begin TASK INPUT

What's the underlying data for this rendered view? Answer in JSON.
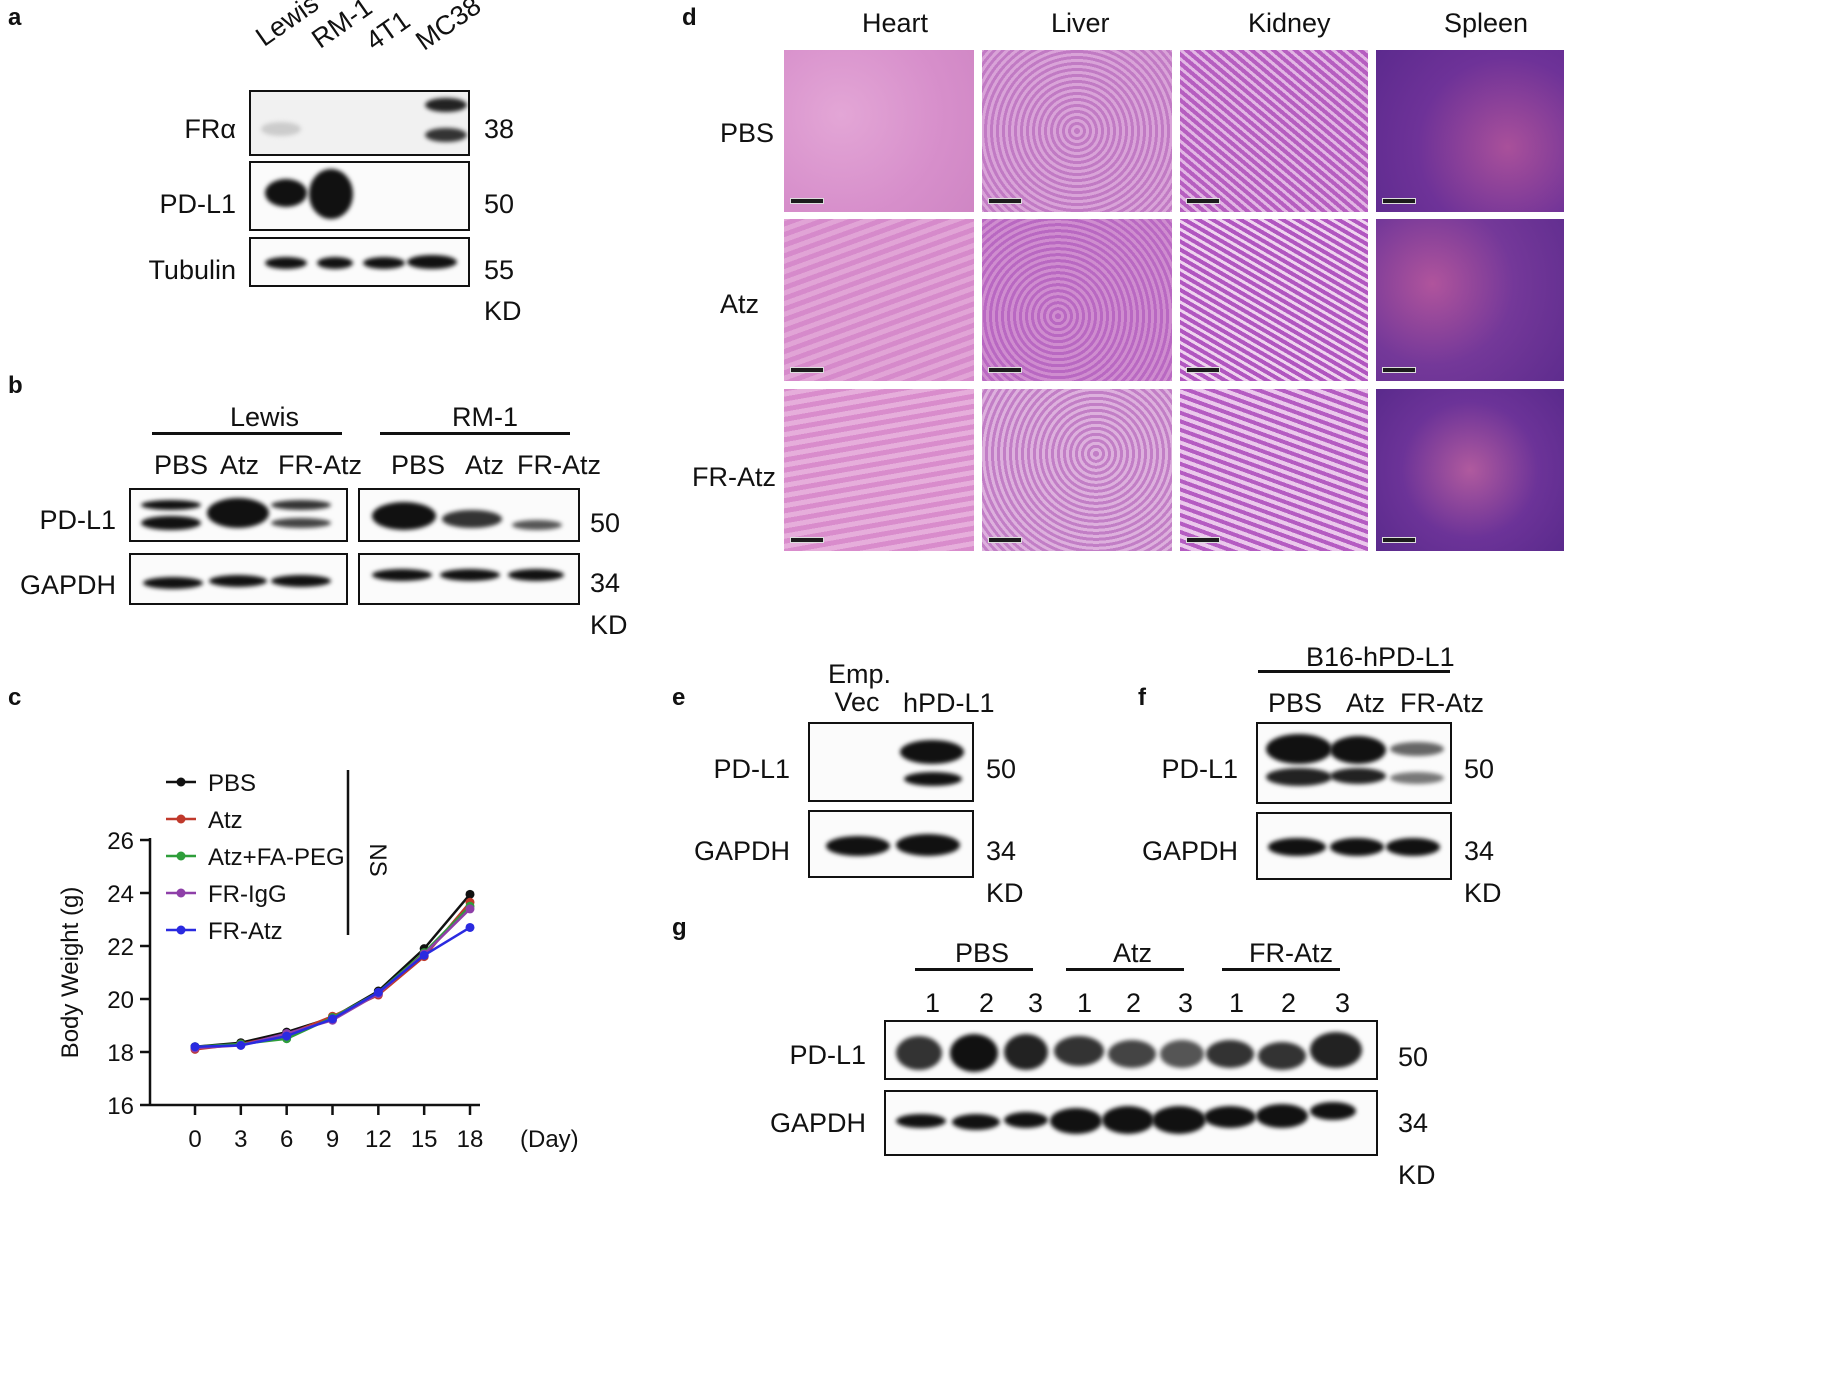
{
  "panels": {
    "a": "a",
    "b": "b",
    "c": "c",
    "d": "d",
    "e": "e",
    "f": "f",
    "g": "g"
  },
  "panel_a": {
    "lanes": [
      "Lewis",
      "RM-1",
      "4T1",
      "MC38"
    ],
    "rows": [
      {
        "label": "FRα",
        "kd": "38"
      },
      {
        "label": "PD-L1",
        "kd": "50"
      },
      {
        "label": "Tubulin",
        "kd": "55"
      }
    ],
    "kd_unit": "KD"
  },
  "panel_b": {
    "groups": [
      "Lewis",
      "RM-1"
    ],
    "lanes_left": [
      "PBS",
      "Atz",
      "FR-Atz"
    ],
    "lanes_right": [
      "PBS",
      "Atz",
      "FR-Atz"
    ],
    "rows": [
      {
        "label": "PD-L1",
        "kd": "50"
      },
      {
        "label": "GAPDH",
        "kd": "34"
      }
    ],
    "kd_unit": "KD"
  },
  "panel_d": {
    "columns": [
      "Heart",
      "Liver",
      "Kidney",
      "Spleen"
    ],
    "rows": [
      "PBS",
      "Atz",
      "FR-Atz"
    ],
    "tissue_colors": {
      "Heart": "#d98fcb",
      "Liver": "#c47ec7",
      "Kidney": "#bf6cc4",
      "Spleen": "#7a3a9c"
    }
  },
  "panel_e": {
    "lanes": [
      "Emp.\nVec",
      "hPD-L1"
    ],
    "rows": [
      {
        "label": "PD-L1",
        "kd": "50"
      },
      {
        "label": "GAPDH",
        "kd": "34"
      }
    ],
    "kd_unit": "KD"
  },
  "panel_f": {
    "group": "B16-hPD-L1",
    "lanes": [
      "PBS",
      "Atz",
      "FR-Atz"
    ],
    "rows": [
      {
        "label": "PD-L1",
        "kd": "50"
      },
      {
        "label": "GAPDH",
        "kd": "34"
      }
    ],
    "kd_unit": "KD"
  },
  "panel_g": {
    "groups": [
      "PBS",
      "Atz",
      "FR-Atz"
    ],
    "lane_numbers": [
      "1",
      "2",
      "3",
      "1",
      "2",
      "3",
      "1",
      "2",
      "3"
    ],
    "rows": [
      {
        "label": "PD-L1",
        "kd": "50"
      },
      {
        "label": "GAPDH",
        "kd": "34"
      }
    ],
    "kd_unit": "KD"
  },
  "chart_data": {
    "type": "line",
    "title": "",
    "xlabel": "(Day)",
    "ylabel": "Body Weight (g)",
    "x": [
      0,
      3,
      6,
      9,
      12,
      15,
      18
    ],
    "xticks": [
      "0",
      "3",
      "6",
      "9",
      "12",
      "15",
      "18"
    ],
    "yticks": [
      "16",
      "18",
      "20",
      "22",
      "24",
      "26"
    ],
    "ylim": [
      16,
      26
    ],
    "annotation": "NS",
    "legend_position": "top-left",
    "series": [
      {
        "name": "PBS",
        "color": "#111111",
        "values": [
          18.2,
          18.35,
          18.75,
          19.3,
          20.3,
          21.9,
          23.95
        ]
      },
      {
        "name": "Atz",
        "color": "#c0392b",
        "values": [
          18.1,
          18.3,
          18.65,
          19.35,
          20.15,
          21.6,
          23.65
        ]
      },
      {
        "name": "Atz+FA-PEG",
        "color": "#2e9e3a",
        "values": [
          18.2,
          18.3,
          18.5,
          19.3,
          20.25,
          21.75,
          23.5
        ]
      },
      {
        "name": "FR-IgG",
        "color": "#8e3fa8",
        "values": [
          18.15,
          18.25,
          18.7,
          19.2,
          20.2,
          21.7,
          23.4
        ]
      },
      {
        "name": "FR-Atz",
        "color": "#2a2ae0",
        "values": [
          18.2,
          18.25,
          18.6,
          19.25,
          20.25,
          21.65,
          22.7
        ]
      }
    ]
  }
}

end TASK INPUT

(PROBLEM DESCRIPTION): Search the records above for the string "name". Copy every line that contains it.

(COMPLETED TASK):
        "name": "PBS",
        "name": "Atz",
        "name": "Atz+FA-PEG",
        "name": "FR-IgG",
        "name": "FR-Atz",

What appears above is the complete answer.